Information shown
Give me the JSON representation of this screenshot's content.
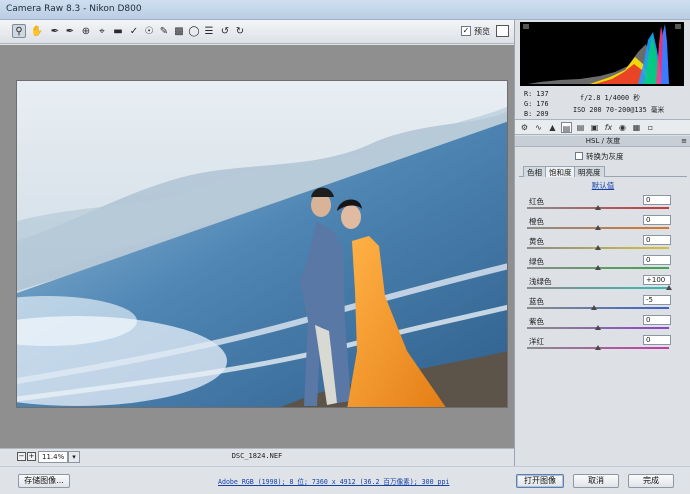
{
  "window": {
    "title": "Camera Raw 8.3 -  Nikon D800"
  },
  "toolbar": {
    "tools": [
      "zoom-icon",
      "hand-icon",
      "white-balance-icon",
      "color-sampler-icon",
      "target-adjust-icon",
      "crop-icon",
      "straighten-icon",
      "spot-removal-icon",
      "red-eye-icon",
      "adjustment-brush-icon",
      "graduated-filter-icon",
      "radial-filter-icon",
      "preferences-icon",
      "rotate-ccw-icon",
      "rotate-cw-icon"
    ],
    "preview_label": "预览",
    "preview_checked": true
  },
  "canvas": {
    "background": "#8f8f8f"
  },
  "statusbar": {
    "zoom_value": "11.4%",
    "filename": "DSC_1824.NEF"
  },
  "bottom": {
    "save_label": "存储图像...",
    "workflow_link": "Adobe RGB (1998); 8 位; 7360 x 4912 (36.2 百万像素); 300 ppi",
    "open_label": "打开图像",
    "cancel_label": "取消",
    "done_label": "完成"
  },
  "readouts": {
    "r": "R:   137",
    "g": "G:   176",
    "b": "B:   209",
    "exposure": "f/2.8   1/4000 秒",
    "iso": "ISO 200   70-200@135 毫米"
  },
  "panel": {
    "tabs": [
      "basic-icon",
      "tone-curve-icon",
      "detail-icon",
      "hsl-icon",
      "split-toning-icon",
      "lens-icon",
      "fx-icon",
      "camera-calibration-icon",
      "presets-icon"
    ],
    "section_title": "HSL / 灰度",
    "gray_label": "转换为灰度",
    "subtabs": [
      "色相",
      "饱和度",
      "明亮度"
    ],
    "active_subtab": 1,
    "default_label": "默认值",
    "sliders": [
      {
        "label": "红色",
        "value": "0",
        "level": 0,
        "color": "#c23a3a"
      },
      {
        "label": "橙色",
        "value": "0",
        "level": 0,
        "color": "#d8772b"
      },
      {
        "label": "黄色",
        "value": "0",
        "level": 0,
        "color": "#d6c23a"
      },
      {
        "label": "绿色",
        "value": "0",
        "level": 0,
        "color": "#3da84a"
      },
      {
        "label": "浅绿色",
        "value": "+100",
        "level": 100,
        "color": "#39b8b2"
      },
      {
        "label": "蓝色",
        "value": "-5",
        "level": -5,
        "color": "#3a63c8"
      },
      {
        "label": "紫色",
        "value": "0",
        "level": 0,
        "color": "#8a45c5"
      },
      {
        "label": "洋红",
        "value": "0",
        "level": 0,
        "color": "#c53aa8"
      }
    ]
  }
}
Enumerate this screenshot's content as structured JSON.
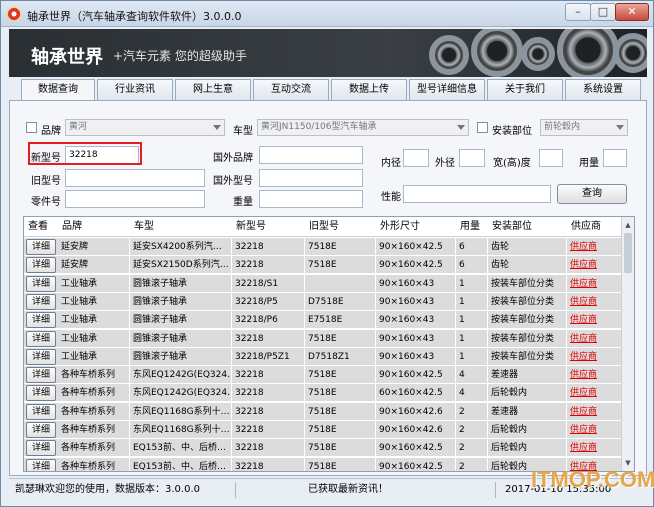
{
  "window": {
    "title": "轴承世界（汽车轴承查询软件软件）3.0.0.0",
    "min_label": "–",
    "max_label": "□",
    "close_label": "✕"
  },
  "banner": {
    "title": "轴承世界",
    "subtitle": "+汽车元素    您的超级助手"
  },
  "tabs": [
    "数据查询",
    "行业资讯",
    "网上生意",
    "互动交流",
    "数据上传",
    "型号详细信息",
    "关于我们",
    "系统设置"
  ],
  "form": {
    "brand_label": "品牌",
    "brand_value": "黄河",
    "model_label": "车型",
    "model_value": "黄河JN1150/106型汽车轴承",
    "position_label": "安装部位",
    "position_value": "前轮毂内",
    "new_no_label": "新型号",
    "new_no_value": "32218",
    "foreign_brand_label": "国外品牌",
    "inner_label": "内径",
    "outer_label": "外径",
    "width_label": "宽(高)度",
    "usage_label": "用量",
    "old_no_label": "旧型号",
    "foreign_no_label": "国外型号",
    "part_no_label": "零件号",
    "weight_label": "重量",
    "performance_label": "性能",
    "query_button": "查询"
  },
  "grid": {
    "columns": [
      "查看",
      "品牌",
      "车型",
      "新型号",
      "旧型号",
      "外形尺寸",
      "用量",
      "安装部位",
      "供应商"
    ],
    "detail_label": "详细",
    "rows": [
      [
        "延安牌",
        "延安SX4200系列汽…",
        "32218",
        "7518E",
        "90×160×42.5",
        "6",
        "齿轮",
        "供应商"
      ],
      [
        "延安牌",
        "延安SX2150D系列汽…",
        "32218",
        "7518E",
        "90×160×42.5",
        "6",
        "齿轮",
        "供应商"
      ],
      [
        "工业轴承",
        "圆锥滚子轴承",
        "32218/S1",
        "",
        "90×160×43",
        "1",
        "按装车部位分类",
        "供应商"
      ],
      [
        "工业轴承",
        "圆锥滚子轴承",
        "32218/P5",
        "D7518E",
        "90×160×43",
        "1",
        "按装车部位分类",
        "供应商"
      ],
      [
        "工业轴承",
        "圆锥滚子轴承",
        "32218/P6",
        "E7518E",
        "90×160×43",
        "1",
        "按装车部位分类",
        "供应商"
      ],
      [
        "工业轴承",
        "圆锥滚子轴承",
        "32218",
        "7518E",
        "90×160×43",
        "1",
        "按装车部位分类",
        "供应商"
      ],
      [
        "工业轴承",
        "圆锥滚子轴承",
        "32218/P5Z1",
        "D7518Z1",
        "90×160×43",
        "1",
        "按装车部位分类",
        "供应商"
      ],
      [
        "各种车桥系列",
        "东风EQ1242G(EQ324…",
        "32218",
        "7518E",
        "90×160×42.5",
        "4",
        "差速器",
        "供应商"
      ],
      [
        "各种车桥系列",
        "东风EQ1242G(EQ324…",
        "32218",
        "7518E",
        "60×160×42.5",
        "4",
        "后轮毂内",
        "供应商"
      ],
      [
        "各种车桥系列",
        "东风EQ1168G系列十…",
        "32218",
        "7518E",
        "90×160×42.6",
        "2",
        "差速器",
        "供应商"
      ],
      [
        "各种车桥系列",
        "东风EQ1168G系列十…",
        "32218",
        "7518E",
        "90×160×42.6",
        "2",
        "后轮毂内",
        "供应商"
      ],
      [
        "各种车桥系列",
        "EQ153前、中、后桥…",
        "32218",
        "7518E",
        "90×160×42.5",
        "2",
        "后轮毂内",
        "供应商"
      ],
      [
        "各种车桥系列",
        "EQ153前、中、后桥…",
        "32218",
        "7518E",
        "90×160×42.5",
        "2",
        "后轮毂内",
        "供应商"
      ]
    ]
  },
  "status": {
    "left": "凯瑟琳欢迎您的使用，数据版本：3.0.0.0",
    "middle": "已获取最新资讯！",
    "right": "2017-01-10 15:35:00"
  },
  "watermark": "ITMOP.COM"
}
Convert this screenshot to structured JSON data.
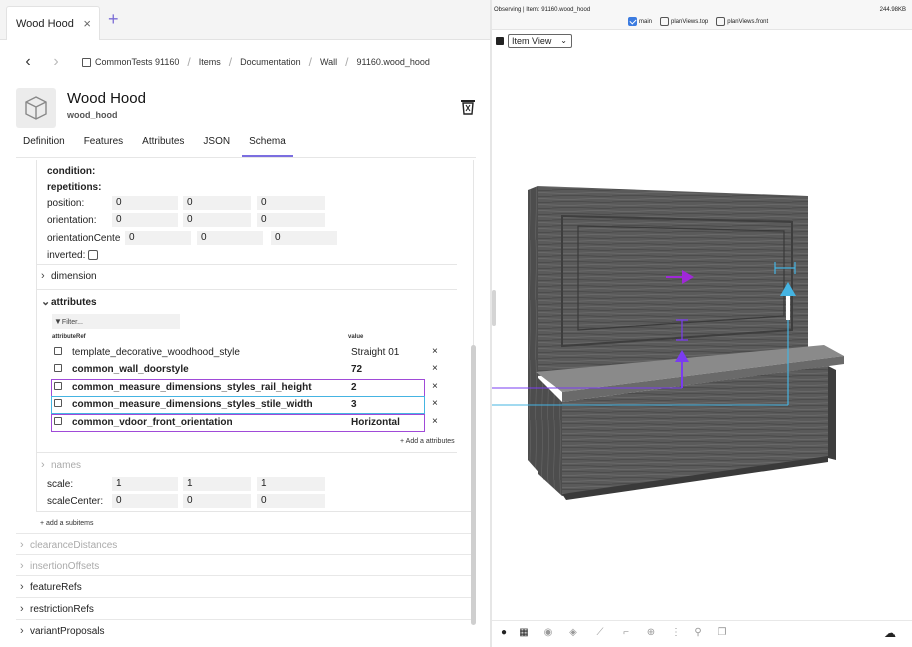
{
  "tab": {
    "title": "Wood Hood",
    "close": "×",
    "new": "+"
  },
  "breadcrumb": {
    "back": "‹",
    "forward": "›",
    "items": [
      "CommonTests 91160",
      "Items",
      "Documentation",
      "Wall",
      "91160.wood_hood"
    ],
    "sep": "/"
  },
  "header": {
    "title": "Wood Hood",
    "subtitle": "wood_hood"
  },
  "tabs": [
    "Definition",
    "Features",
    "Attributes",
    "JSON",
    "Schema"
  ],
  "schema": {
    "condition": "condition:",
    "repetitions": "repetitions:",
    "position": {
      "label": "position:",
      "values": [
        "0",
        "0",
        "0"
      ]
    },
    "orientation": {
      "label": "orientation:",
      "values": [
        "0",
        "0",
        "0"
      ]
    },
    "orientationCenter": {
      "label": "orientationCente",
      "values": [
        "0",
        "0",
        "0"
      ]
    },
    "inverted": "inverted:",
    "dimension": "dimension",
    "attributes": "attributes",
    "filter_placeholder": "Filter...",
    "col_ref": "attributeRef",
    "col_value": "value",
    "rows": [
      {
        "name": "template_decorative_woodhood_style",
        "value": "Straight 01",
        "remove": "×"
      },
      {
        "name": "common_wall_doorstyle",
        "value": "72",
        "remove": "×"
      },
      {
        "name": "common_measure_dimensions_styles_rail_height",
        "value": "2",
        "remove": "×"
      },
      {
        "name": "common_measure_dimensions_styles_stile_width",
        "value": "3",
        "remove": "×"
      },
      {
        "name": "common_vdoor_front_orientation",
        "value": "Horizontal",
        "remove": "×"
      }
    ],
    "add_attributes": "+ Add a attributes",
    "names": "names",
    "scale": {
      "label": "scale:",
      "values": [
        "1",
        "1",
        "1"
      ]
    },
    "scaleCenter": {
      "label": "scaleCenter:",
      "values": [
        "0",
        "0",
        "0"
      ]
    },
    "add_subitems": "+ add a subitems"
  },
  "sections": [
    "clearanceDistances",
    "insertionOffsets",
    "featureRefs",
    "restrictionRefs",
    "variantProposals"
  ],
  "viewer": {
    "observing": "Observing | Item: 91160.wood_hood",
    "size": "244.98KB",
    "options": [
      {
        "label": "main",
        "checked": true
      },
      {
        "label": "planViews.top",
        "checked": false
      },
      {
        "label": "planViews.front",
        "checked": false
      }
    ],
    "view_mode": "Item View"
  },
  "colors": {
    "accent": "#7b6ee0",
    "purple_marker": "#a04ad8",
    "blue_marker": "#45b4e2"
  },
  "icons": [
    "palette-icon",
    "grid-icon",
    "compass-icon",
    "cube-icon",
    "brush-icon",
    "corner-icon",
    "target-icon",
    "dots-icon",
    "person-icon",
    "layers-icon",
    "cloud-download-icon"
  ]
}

Your instructions
Locate the lines above that contain "planViews" and copy them.

Right answer
        "label": "planViews.top",
        "label": "planViews.front",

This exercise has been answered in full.